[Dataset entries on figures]

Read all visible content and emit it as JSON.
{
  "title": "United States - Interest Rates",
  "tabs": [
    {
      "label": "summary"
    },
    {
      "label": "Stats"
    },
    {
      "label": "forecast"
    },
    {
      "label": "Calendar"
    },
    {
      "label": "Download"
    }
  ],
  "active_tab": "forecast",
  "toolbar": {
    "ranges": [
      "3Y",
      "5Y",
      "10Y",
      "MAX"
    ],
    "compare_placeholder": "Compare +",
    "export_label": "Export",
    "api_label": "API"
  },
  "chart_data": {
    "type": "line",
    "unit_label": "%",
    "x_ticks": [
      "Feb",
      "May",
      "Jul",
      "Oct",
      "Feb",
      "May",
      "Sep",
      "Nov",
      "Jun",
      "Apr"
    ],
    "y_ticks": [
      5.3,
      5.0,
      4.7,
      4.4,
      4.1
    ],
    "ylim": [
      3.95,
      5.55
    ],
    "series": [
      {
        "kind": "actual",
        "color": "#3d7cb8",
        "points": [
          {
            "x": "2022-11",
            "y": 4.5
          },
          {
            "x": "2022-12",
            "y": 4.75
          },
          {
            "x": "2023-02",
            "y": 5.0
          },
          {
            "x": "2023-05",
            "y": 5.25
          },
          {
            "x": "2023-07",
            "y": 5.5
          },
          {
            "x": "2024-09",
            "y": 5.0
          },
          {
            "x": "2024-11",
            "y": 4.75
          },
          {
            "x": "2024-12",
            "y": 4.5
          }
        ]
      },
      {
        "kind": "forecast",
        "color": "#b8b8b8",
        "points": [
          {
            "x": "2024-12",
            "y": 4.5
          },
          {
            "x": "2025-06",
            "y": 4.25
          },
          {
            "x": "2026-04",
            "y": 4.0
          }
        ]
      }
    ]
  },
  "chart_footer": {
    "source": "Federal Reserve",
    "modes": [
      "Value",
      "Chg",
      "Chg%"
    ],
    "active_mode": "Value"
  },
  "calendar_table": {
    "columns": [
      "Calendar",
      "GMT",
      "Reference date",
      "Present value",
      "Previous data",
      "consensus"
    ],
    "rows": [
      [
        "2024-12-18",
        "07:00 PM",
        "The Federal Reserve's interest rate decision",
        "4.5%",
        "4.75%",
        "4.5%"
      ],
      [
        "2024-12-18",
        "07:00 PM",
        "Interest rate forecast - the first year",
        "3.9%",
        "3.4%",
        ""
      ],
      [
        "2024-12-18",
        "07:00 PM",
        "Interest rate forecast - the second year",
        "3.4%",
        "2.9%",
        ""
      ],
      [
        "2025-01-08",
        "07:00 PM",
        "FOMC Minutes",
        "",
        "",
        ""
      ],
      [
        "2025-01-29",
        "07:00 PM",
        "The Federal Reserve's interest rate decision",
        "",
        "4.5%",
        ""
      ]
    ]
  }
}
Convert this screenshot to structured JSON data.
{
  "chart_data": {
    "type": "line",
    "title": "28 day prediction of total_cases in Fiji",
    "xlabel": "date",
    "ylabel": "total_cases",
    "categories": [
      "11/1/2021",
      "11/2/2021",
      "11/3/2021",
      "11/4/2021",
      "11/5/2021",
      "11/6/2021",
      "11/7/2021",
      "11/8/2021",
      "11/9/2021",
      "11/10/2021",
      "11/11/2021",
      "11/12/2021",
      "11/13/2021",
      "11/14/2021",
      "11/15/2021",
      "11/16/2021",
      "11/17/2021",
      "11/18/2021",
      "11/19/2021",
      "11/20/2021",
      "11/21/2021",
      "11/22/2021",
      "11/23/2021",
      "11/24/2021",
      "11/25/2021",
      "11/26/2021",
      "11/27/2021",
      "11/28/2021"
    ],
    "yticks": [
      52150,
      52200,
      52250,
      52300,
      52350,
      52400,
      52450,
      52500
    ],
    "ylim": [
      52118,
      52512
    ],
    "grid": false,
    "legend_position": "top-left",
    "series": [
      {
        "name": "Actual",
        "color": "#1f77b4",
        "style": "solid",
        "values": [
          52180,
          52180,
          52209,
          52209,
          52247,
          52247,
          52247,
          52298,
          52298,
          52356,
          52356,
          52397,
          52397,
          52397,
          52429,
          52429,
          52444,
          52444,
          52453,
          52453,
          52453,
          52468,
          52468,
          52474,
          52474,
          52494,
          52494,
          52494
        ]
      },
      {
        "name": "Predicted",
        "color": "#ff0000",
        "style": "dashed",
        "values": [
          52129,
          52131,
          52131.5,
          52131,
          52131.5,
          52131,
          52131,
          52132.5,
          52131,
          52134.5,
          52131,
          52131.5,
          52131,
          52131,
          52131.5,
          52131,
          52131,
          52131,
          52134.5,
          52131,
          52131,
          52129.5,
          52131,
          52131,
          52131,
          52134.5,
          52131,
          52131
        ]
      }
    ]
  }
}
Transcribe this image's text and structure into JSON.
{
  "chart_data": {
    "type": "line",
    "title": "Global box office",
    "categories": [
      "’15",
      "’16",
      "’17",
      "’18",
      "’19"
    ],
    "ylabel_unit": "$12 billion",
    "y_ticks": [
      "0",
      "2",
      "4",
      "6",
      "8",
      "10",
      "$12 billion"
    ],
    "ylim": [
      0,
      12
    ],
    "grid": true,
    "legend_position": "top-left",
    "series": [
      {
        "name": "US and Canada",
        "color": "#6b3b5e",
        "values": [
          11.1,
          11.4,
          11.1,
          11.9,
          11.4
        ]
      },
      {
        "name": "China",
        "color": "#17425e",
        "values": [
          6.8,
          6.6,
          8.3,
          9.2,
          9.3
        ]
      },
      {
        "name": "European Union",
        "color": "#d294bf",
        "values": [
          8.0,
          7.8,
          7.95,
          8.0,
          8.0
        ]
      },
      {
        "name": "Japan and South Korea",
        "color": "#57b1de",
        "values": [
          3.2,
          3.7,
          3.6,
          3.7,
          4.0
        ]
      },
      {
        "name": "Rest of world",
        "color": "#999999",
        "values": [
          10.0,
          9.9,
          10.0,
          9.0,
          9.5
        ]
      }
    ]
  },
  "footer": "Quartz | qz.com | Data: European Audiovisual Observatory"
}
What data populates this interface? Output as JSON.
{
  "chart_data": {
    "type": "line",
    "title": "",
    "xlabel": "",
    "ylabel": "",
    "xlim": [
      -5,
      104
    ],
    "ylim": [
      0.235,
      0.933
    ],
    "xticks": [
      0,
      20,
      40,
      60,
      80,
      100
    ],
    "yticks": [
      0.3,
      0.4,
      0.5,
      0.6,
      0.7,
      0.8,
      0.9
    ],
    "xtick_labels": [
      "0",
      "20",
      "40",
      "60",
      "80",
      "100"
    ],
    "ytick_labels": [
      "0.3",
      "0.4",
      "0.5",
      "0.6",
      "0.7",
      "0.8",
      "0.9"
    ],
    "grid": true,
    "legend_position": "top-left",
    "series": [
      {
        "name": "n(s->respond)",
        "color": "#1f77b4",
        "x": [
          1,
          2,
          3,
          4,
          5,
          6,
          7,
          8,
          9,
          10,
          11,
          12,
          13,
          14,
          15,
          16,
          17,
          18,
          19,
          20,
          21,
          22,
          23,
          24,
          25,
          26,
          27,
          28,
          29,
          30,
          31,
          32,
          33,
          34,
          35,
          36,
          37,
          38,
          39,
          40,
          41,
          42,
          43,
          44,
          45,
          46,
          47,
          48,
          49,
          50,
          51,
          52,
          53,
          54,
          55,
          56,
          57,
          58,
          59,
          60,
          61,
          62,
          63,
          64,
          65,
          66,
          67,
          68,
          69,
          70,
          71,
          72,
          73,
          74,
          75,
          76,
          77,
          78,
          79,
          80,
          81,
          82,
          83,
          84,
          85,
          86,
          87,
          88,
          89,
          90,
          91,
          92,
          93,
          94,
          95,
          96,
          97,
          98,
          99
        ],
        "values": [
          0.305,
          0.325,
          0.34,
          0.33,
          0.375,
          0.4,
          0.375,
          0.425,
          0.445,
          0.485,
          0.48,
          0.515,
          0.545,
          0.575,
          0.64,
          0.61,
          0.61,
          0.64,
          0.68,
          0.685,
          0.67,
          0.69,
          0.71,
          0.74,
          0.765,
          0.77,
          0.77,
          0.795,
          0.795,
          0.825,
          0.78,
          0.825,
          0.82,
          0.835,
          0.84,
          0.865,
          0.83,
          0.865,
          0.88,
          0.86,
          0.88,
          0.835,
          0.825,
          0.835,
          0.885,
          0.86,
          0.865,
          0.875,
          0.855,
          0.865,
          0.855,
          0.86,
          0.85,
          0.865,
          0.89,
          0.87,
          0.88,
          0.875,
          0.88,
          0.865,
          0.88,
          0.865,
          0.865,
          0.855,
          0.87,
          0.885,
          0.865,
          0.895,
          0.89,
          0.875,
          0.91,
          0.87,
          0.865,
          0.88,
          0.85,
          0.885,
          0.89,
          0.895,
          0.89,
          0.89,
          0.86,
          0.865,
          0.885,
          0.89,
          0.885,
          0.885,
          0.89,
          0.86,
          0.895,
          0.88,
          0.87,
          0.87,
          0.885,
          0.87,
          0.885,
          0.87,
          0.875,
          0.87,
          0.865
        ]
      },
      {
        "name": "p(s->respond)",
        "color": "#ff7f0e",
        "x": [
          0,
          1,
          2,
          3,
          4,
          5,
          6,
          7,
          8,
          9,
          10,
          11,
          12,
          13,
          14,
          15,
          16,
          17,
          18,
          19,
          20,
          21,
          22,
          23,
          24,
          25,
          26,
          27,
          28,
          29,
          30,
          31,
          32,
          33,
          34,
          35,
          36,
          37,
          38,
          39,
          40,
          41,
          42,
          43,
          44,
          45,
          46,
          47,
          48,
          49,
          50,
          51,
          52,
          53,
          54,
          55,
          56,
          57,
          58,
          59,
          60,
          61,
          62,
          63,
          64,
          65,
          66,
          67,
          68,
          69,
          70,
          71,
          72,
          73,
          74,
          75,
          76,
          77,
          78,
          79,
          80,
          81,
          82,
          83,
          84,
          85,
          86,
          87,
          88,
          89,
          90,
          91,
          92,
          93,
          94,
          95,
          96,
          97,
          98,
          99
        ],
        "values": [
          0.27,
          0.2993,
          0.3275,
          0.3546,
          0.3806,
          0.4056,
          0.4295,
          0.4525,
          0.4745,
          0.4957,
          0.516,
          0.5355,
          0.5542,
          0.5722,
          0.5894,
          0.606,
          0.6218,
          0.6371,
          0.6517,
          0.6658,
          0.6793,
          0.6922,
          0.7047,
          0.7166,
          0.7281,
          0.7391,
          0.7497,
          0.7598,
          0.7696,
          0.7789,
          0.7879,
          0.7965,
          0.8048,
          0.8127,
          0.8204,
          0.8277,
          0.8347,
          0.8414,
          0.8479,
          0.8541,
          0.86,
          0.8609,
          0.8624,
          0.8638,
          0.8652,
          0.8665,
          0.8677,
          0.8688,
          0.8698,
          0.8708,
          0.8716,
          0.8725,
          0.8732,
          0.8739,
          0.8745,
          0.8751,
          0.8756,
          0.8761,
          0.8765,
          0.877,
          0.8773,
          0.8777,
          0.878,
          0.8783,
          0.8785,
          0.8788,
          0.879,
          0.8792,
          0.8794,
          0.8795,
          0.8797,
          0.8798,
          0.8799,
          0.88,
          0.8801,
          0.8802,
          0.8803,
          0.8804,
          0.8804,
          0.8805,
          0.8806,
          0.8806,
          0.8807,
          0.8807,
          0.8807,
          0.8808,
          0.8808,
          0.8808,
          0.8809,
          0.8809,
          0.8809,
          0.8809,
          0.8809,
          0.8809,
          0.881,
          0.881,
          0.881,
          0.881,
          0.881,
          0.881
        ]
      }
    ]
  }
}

DESCRIPTION OF THE TASK: Search the lines above for the string "name" and copy each line that has it.

EXPECTED ANSWER:
        "name": "Actual",
        "name": "Predicted",
        "name": "US and Canada",
        "name": "China",
        "name": "European Union",
        "name": "Japan and South Korea",
        "name": "Rest of world",
        "name": "n(s->respond)",
        "name": "p(s->respond)",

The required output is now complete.